Given exercise – Copy every line of the entries that includes the word "title".

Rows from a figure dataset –
....................

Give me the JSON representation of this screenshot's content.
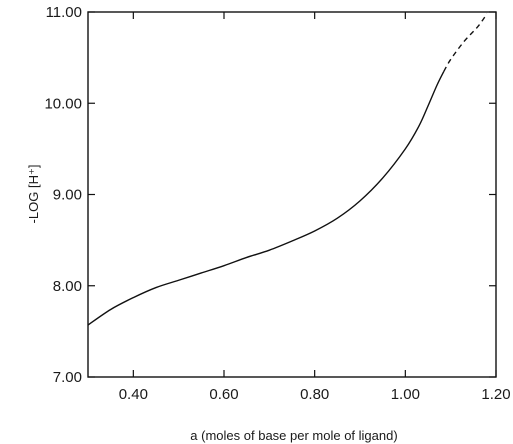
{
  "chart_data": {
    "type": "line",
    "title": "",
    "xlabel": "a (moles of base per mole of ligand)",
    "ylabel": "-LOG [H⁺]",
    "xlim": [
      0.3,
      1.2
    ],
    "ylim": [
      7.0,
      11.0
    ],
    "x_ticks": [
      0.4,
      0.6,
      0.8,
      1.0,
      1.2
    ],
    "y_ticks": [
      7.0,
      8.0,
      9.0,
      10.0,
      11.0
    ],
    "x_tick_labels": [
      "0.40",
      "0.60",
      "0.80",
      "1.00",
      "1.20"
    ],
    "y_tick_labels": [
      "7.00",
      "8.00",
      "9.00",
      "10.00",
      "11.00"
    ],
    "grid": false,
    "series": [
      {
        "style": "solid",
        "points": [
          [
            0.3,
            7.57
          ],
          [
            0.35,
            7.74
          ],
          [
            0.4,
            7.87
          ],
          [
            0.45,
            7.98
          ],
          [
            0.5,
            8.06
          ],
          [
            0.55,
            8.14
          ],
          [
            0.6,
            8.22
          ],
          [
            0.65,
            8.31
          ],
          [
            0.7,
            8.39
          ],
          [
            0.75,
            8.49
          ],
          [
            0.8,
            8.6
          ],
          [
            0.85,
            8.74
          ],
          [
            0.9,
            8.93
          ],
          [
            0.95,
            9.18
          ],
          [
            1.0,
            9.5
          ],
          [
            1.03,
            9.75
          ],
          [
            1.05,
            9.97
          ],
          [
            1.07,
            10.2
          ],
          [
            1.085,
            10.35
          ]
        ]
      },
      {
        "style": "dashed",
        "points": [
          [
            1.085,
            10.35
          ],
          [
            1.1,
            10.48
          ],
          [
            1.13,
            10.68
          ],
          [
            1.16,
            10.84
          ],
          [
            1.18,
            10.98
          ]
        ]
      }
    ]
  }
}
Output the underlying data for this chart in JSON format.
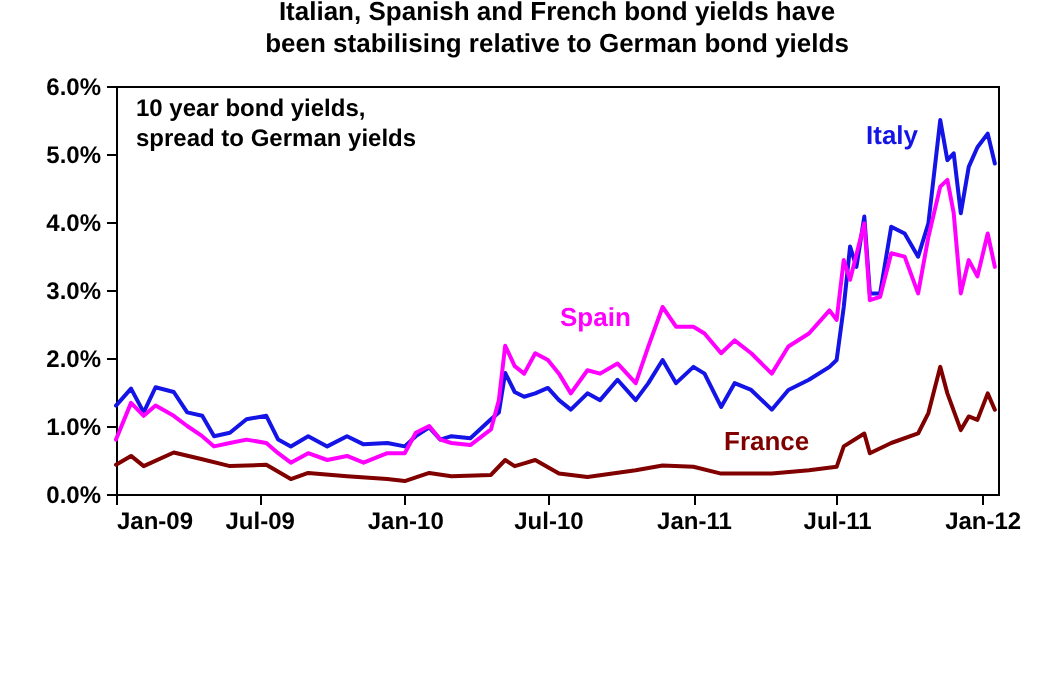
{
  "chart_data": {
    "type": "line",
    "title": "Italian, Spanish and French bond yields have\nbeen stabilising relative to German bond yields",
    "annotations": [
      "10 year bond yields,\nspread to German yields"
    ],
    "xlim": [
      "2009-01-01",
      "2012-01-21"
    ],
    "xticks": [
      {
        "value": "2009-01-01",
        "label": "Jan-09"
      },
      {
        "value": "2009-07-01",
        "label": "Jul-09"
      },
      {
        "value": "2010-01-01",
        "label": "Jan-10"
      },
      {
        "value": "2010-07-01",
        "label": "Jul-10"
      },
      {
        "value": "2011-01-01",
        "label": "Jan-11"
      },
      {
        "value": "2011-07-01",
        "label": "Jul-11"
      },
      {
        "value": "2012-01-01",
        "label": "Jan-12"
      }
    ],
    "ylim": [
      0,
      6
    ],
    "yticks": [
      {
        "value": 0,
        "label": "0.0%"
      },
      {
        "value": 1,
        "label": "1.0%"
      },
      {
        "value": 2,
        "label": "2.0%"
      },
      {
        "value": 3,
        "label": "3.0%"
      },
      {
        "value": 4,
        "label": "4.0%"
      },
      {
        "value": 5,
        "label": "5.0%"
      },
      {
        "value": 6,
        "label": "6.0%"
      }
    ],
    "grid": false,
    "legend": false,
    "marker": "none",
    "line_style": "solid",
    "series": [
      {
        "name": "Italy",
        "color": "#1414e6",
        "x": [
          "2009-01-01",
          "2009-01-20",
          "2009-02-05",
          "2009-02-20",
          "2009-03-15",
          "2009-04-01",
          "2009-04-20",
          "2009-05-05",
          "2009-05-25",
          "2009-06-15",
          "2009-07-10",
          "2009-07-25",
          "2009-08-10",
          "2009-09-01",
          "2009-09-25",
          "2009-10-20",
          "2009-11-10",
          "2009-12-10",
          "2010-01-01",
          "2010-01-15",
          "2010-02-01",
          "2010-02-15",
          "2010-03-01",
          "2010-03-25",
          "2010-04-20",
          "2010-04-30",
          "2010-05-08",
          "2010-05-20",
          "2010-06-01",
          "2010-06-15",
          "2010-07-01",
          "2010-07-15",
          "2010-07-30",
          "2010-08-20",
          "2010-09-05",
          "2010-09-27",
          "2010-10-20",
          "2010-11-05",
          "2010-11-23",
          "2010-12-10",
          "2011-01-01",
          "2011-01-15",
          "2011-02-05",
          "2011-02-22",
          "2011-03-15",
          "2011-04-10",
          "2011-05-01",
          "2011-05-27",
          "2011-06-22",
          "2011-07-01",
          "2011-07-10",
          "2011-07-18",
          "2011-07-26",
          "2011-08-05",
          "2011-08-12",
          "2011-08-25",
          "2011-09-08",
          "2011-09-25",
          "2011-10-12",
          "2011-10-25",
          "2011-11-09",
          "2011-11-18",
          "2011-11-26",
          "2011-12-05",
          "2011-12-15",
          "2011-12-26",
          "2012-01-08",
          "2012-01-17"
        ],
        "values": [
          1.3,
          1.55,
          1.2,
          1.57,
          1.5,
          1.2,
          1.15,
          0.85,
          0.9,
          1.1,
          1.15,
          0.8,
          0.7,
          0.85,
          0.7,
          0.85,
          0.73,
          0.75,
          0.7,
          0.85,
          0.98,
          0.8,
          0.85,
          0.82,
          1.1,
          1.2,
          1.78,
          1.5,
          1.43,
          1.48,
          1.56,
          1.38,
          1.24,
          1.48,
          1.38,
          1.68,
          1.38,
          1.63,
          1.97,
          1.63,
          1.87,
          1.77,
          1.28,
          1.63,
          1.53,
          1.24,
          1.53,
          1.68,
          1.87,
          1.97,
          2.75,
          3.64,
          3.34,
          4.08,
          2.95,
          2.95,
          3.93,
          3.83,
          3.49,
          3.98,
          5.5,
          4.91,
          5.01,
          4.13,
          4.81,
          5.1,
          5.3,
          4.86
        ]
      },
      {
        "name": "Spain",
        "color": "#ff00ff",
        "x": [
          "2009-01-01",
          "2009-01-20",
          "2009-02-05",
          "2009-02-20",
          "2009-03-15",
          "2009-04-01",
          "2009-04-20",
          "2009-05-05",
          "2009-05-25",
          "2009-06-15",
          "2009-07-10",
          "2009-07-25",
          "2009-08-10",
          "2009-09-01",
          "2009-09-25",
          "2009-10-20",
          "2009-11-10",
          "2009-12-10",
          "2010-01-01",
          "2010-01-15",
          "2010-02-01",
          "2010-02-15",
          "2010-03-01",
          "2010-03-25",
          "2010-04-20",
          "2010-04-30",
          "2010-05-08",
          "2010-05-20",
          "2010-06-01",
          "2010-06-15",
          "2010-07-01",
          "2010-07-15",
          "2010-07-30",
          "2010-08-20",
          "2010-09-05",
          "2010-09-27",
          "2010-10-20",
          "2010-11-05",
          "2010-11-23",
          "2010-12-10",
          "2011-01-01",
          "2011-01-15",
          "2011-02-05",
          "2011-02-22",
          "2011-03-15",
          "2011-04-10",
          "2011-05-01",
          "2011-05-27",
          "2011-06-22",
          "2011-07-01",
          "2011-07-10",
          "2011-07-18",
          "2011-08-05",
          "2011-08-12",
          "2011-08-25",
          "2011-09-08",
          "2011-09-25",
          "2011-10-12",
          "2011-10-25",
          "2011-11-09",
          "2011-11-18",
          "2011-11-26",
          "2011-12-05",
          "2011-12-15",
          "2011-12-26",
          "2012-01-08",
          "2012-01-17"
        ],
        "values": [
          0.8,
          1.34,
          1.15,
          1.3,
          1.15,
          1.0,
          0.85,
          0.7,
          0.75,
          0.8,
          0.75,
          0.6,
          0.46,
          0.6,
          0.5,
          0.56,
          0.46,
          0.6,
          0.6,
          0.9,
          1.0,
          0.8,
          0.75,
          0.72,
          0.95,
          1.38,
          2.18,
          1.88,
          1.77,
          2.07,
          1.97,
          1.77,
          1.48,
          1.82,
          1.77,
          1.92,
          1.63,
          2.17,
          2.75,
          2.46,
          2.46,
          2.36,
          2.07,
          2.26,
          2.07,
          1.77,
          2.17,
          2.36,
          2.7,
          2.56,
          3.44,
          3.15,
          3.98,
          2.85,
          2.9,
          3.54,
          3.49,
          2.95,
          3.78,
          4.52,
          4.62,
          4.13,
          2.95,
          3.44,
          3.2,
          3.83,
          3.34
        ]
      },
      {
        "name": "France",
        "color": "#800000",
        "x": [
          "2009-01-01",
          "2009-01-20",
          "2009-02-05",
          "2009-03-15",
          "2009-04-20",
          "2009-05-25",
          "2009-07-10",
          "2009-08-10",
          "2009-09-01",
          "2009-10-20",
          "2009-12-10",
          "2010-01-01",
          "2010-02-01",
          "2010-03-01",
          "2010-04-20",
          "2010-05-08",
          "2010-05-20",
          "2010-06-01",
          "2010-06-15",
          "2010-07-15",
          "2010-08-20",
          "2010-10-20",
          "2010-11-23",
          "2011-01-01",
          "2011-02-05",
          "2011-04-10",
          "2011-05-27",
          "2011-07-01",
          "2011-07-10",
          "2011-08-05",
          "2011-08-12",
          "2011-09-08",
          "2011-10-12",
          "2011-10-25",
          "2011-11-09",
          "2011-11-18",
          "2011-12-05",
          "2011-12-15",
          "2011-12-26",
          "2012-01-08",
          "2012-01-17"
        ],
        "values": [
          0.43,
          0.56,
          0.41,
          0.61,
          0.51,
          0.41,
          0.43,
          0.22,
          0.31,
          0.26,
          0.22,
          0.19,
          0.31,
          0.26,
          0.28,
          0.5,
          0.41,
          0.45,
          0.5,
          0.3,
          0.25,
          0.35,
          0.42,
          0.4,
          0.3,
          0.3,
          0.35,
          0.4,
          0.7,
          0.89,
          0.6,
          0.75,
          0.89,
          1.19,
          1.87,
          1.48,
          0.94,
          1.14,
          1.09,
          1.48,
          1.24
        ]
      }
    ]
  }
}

....................

Written reply –
    "title": "",
    "title": "Italian, Spanish and French bond yields have\nbeen stabilising relative to German bond yields",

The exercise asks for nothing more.